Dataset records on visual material
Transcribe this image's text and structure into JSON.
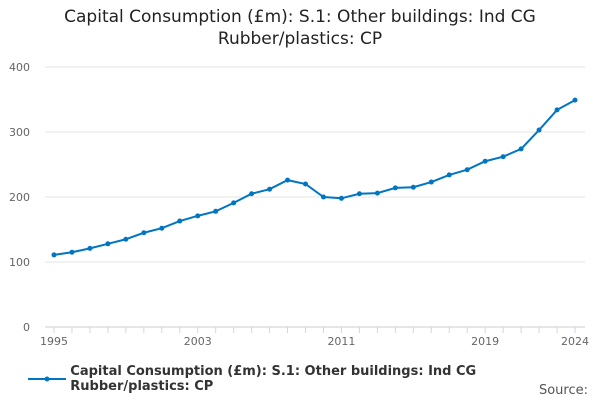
{
  "chart_data": {
    "type": "line",
    "title": "Capital Consumption (£m): S.1: Other buildings: Ind CG Rubber/plastics: CP",
    "xlabel": "",
    "ylabel": "",
    "ylim": [
      0,
      400
    ],
    "yticks": [
      0,
      100,
      200,
      300,
      400
    ],
    "xtick_labels": [
      "1995",
      "2003",
      "2011",
      "2019",
      "2024"
    ],
    "x": [
      1995,
      1996,
      1997,
      1998,
      1999,
      2000,
      2001,
      2002,
      2003,
      2004,
      2005,
      2006,
      2007,
      2008,
      2009,
      2010,
      2011,
      2012,
      2013,
      2014,
      2015,
      2016,
      2017,
      2018,
      2019,
      2020,
      2021,
      2022,
      2023,
      2024
    ],
    "series": [
      {
        "name": "Capital Consumption (£m): S.1: Other buildings: Ind CG Rubber/plastics: CP",
        "color": "#0075c2",
        "values": [
          111,
          115,
          121,
          128,
          135,
          145,
          152,
          163,
          171,
          178,
          191,
          205,
          212,
          226,
          220,
          200,
          198,
          205,
          206,
          214,
          215,
          223,
          234,
          242,
          255,
          262,
          274,
          303,
          334,
          349
        ]
      }
    ],
    "legend": "bottom",
    "grid": true,
    "source_label": "Source:"
  }
}
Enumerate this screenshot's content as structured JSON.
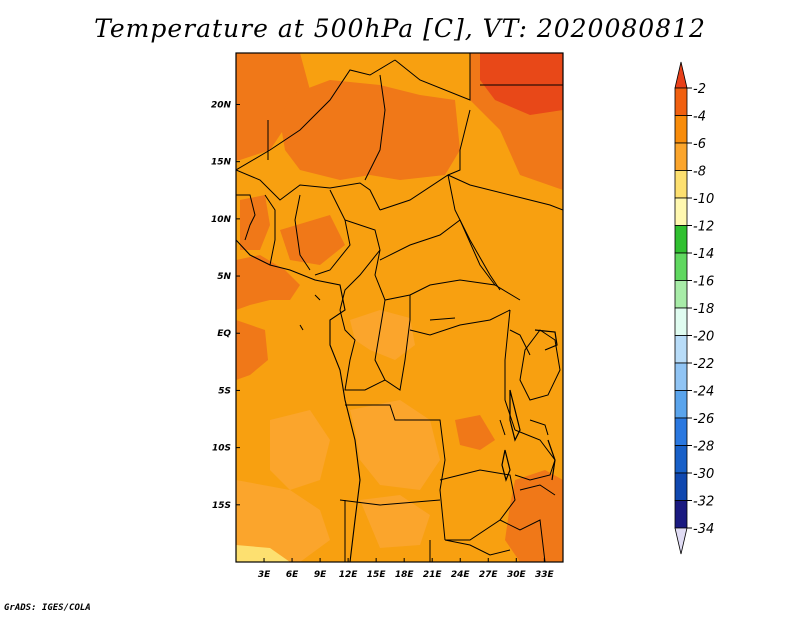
{
  "title": "Temperature at 500hPa [C], VT: 2020080812",
  "credit": "GrADS: IGES/COLA",
  "map": {
    "lon_range": [
      0,
      35
    ],
    "lat_range": [
      -20,
      24.5
    ],
    "x_ticks": [
      "3E",
      "6E",
      "9E",
      "12E",
      "15E",
      "18E",
      "21E",
      "24E",
      "27E",
      "30E",
      "33E"
    ],
    "y_ticks": [
      "20N",
      "15N",
      "10N",
      "5N",
      "EQ",
      "5S",
      "10S",
      "15S"
    ]
  },
  "colorbar": {
    "labels": [
      "-2",
      "-4",
      "-6",
      "-8",
      "-10",
      "-12",
      "-14",
      "-16",
      "-18",
      "-20",
      "-22",
      "-24",
      "-26",
      "-28",
      "-30",
      "-32",
      "-34"
    ],
    "colors": [
      "#e8401a",
      "#f06010",
      "#f88c0a",
      "#fba52c",
      "#fde070",
      "#fff8b0",
      "#30c030",
      "#60d860",
      "#a8eca8",
      "#e0fcf0",
      "#b8dcf8",
      "#90c4f4",
      "#5aa4ec",
      "#2a78e0",
      "#1860c8",
      "#1048b0",
      "#1a1a80"
    ],
    "under_color": "#e0dcf4"
  }
}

■ REQUEST ■
Return only the number of lines in the data above that include the word "JSON".

■ EXPECTED ANSWER ■
2